[Extracted records]

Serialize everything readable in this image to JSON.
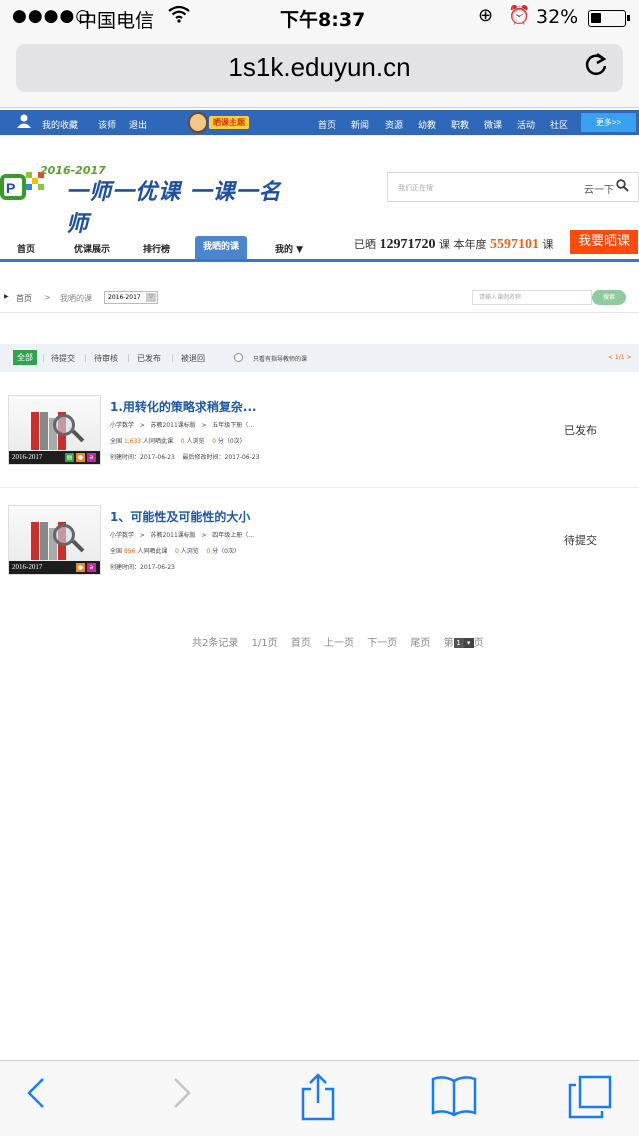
{
  "status_bar": {
    "signal": "●●●●○",
    "carrier": "中国电信",
    "time": "下午8:37",
    "battery": "32%",
    "battery_level": 0.32
  },
  "browser": {
    "url": "1s1k.eduyun.cn",
    "reload_icon": "reload-icon"
  },
  "site_nav": {
    "left_items": [
      "我的收藏",
      "该师",
      "退出"
    ],
    "mascot_label": "晒课主题",
    "right_items": [
      "首页",
      "新闻",
      "资源",
      "幼教",
      "职教",
      "微课",
      "活动",
      "社区"
    ],
    "more": "更多>>"
  },
  "logo": {
    "year": "2016-2017",
    "slogan": "一师一优课 一课一名师"
  },
  "search": {
    "placeholder": "我们正在搜",
    "button": "云一下"
  },
  "tabs": [
    "首页",
    "优课展示",
    "排行榜",
    "我晒的课",
    "我的 ▼"
  ],
  "active_tab": "我晒的课",
  "stats": {
    "prefix": "已晒",
    "total": "12971720",
    "unit1": "课",
    "year_label": "本年度",
    "year_total": "5597101",
    "unit2": "课"
  },
  "share_button": "我要晒课",
  "breadcrumb": {
    "home": "首页",
    "separator": ">",
    "current": "我晒的课",
    "year_select": "2016-2017",
    "search_placeholder": "请输入课例名称",
    "search_button": "搜索"
  },
  "filters": {
    "items": [
      "全部",
      "待提交",
      "待审核",
      "已发布",
      "被退回"
    ],
    "active": "全部",
    "checkbox_label": "只看有指导教师的课",
    "pager": "< 1/1 >"
  },
  "courses": [
    {
      "title": "1.用转化的策略求稍复杂...",
      "subject": "小学数学",
      "edition": "苏教2011课标版",
      "grade": "五年级下册（...",
      "sep": ">",
      "stats_prefix": "全国",
      "shared_count": "1,633",
      "shared_label": "人同晒此课",
      "views": "0",
      "views_label": "人浏览",
      "score": "0",
      "score_label": "分（0次）",
      "created": "创建时间：2017-06-23",
      "modified": "最后修改时间：2017-06-23",
      "thumb_year": "2016-2017",
      "status": "已发布"
    },
    {
      "title": "1、可能性及可能性的大小",
      "subject": "小学数学",
      "edition": "苏教2011课标版",
      "grade": "四年级上册（...",
      "sep": ">",
      "stats_prefix": "全国",
      "shared_count": "856",
      "shared_label": "人同晒此课",
      "views": "0",
      "views_label": "人浏览",
      "score": "0",
      "score_label": "分（0次）",
      "created": "创建时间：2017-06-23",
      "modified": "",
      "thumb_year": "2016-2017",
      "status": "待提交"
    }
  ],
  "pagination": {
    "records": "共2条记录",
    "pages": "1/1页",
    "first": "首页",
    "prev": "上一页",
    "next": "下一页",
    "last": "尾页",
    "goto_prefix": "第",
    "goto_value": "1",
    "goto_suffix": "页"
  },
  "colors": {
    "nav_blue": "#2f67ba",
    "accent_orange": "#f06010",
    "share_red": "#ff4a0c",
    "title_blue": "#1f57a8",
    "filter_green": "#2ea44f"
  }
}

What you need to do :: Output the entries above exactly. Drop the pictures.

Solution for this exercise ::
Serialize everything readable in this image to JSON.
{
  "status_bar": {
    "signal": "●●●●○",
    "carrier": "中国电信",
    "time": "下午8:37",
    "battery": "32%",
    "battery_level": 0.32
  },
  "browser": {
    "url": "1s1k.eduyun.cn",
    "reload_icon": "reload-icon"
  },
  "site_nav": {
    "left_items": [
      "我的收藏",
      "该师",
      "退出"
    ],
    "mascot_label": "晒课主题",
    "right_items": [
      "首页",
      "新闻",
      "资源",
      "幼教",
      "职教",
      "微课",
      "活动",
      "社区"
    ],
    "more": "更多>>"
  },
  "logo": {
    "year": "2016-2017",
    "slogan": "一师一优课 一课一名师"
  },
  "search": {
    "placeholder": "我们正在搜",
    "button": "云一下"
  },
  "tabs": [
    "首页",
    "优课展示",
    "排行榜",
    "我晒的课",
    "我的 ▼"
  ],
  "active_tab": "我晒的课",
  "stats": {
    "prefix": "已晒",
    "total": "12971720",
    "unit1": "课",
    "year_label": "本年度",
    "year_total": "5597101",
    "unit2": "课"
  },
  "share_button": "我要晒课",
  "breadcrumb": {
    "home": "首页",
    "separator": ">",
    "current": "我晒的课",
    "year_select": "2016-2017",
    "search_placeholder": "请输入课例名称",
    "search_button": "搜索"
  },
  "filters": {
    "items": [
      "全部",
      "待提交",
      "待审核",
      "已发布",
      "被退回"
    ],
    "active": "全部",
    "checkbox_label": "只看有指导教师的课",
    "pager": "< 1/1 >"
  },
  "courses": [
    {
      "title": "1.用转化的策略求稍复杂...",
      "subject": "小学数学",
      "edition": "苏教2011课标版",
      "grade": "五年级下册（...",
      "sep": ">",
      "stats_prefix": "全国",
      "shared_count": "1,633",
      "shared_label": "人同晒此课",
      "views": "0",
      "views_label": "人浏览",
      "score": "0",
      "score_label": "分（0次）",
      "created": "创建时间：2017-06-23",
      "modified": "最后修改时间：2017-06-23",
      "thumb_year": "2016-2017",
      "status": "已发布"
    },
    {
      "title": "1、可能性及可能性的大小",
      "subject": "小学数学",
      "edition": "苏教2011课标版",
      "grade": "四年级上册（...",
      "sep": ">",
      "stats_prefix": "全国",
      "shared_count": "856",
      "shared_label": "人同晒此课",
      "views": "0",
      "views_label": "人浏览",
      "score": "0",
      "score_label": "分（0次）",
      "created": "创建时间：2017-06-23",
      "modified": "",
      "thumb_year": "2016-2017",
      "status": "待提交"
    }
  ],
  "pagination": {
    "records": "共2条记录",
    "pages": "1/1页",
    "first": "首页",
    "prev": "上一页",
    "next": "下一页",
    "last": "尾页",
    "goto_prefix": "第",
    "goto_value": "1",
    "goto_suffix": "页"
  },
  "colors": {
    "nav_blue": "#2f67ba",
    "accent_orange": "#f06010",
    "share_red": "#ff4a0c",
    "title_blue": "#1f57a8",
    "filter_green": "#2ea44f"
  }
}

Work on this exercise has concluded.